** Start THE INPUT **
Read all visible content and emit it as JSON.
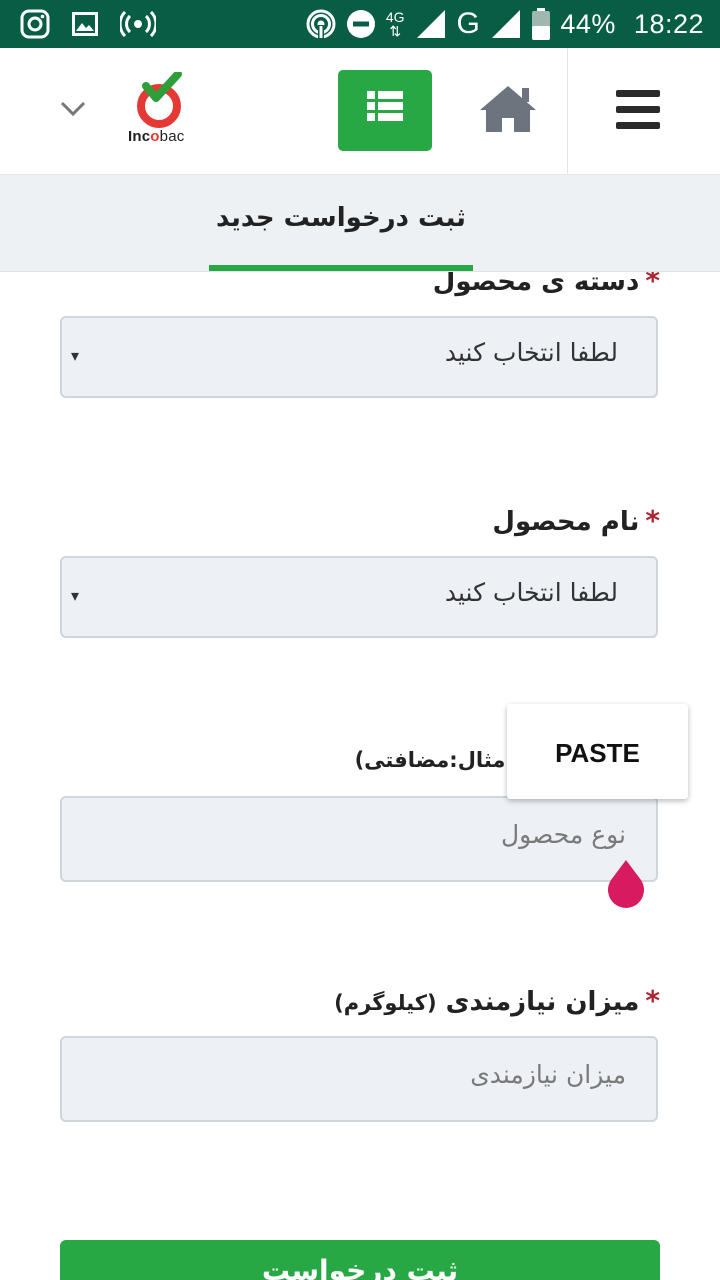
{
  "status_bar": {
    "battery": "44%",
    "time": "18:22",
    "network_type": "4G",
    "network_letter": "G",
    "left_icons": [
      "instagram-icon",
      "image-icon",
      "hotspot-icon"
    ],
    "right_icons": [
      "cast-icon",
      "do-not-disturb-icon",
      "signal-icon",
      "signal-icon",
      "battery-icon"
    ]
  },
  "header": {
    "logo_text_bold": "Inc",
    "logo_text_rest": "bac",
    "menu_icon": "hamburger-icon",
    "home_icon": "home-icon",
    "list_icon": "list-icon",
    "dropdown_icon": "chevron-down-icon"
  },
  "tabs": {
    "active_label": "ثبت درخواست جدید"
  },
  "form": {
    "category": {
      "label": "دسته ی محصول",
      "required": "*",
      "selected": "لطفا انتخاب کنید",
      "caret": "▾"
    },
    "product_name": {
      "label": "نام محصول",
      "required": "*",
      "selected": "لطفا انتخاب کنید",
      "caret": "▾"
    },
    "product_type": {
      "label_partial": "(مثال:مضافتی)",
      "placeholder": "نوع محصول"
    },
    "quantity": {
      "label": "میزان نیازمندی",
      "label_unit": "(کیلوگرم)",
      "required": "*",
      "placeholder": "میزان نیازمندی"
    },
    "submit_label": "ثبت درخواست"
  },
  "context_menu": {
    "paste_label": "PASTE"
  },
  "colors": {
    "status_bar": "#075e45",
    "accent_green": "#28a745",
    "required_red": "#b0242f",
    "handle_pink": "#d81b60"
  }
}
** End THE INPUT **
Can you restate all the records above word for word while dropping the pictures?

--- FINAL ANSWER ---
Read all visible content and emit it as JSON.
{
  "status_bar": {
    "battery": "44%",
    "time": "18:22",
    "network_type": "4G",
    "network_letter": "G",
    "left_icons": [
      "instagram-icon",
      "image-icon",
      "hotspot-icon"
    ],
    "right_icons": [
      "cast-icon",
      "do-not-disturb-icon",
      "signal-icon",
      "signal-icon",
      "battery-icon"
    ]
  },
  "header": {
    "logo_text_bold": "Inc",
    "logo_text_rest": "bac",
    "menu_icon": "hamburger-icon",
    "home_icon": "home-icon",
    "list_icon": "list-icon",
    "dropdown_icon": "chevron-down-icon"
  },
  "tabs": {
    "active_label": "ثبت درخواست جدید"
  },
  "form": {
    "category": {
      "label": "دسته ی محصول",
      "required": "*",
      "selected": "لطفا انتخاب کنید",
      "caret": "▾"
    },
    "product_name": {
      "label": "نام محصول",
      "required": "*",
      "selected": "لطفا انتخاب کنید",
      "caret": "▾"
    },
    "product_type": {
      "label_partial": "(مثال:مضافتی)",
      "placeholder": "نوع محصول"
    },
    "quantity": {
      "label": "میزان نیازمندی",
      "label_unit": "(کیلوگرم)",
      "required": "*",
      "placeholder": "میزان نیازمندی"
    },
    "submit_label": "ثبت درخواست"
  },
  "context_menu": {
    "paste_label": "PASTE"
  },
  "colors": {
    "status_bar": "#075e45",
    "accent_green": "#28a745",
    "required_red": "#b0242f",
    "handle_pink": "#d81b60"
  }
}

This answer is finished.